*Data in this exercise:*

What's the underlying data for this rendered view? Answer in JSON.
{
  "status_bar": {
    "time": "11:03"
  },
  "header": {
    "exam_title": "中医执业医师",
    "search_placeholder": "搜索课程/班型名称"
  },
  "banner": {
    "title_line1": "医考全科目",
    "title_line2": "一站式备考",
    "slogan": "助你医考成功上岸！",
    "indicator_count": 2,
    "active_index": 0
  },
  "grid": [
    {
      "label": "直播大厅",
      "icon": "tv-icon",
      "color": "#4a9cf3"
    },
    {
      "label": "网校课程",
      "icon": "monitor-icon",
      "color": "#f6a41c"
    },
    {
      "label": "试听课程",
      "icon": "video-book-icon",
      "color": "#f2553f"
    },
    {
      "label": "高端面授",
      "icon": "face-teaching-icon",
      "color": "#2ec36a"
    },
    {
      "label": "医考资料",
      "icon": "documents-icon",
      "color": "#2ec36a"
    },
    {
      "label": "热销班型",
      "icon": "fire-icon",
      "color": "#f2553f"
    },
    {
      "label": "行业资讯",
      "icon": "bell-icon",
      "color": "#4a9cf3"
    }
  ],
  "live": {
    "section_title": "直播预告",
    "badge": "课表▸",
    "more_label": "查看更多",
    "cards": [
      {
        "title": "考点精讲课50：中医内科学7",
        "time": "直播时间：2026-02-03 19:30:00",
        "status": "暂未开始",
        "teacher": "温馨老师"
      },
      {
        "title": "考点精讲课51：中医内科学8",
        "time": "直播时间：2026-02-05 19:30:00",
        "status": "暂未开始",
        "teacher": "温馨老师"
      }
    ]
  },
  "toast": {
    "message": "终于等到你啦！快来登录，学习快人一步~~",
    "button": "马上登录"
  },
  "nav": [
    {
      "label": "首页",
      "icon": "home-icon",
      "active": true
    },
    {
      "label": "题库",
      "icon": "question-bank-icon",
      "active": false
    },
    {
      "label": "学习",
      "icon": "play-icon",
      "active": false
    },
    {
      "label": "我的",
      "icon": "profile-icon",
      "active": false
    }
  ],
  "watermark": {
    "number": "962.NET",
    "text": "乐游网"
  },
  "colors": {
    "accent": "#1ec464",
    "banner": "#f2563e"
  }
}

---

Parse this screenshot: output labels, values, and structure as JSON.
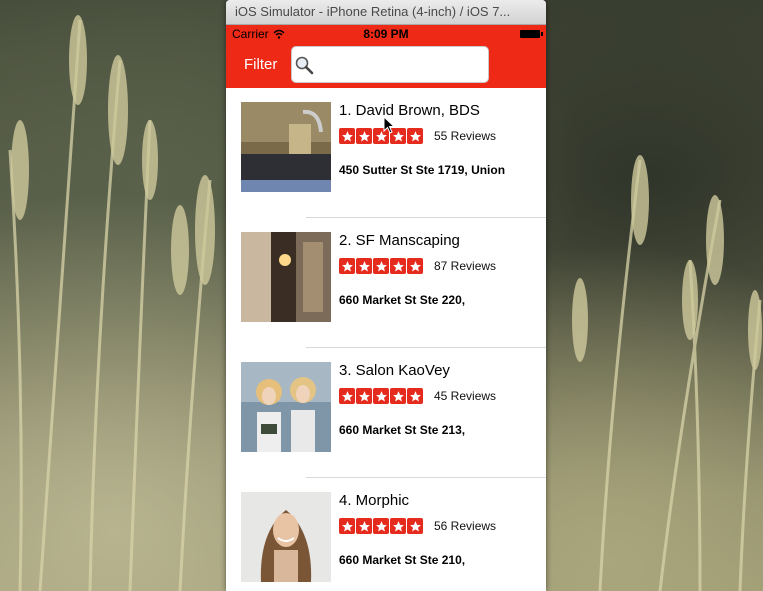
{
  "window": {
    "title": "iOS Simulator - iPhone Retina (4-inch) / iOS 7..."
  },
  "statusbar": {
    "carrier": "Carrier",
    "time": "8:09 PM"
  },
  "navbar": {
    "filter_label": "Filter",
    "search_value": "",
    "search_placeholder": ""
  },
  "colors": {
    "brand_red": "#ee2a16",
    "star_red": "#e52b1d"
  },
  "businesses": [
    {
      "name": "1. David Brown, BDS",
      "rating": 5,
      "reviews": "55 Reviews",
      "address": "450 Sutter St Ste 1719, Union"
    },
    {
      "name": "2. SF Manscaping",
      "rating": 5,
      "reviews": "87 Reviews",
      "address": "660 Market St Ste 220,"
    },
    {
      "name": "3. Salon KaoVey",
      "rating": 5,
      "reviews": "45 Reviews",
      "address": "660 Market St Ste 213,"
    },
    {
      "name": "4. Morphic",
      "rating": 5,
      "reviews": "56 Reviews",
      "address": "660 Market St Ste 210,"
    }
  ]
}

*What is being asked:* Give the count of lines in the records that contain "address", and no other text.

*Solution for this task:* 4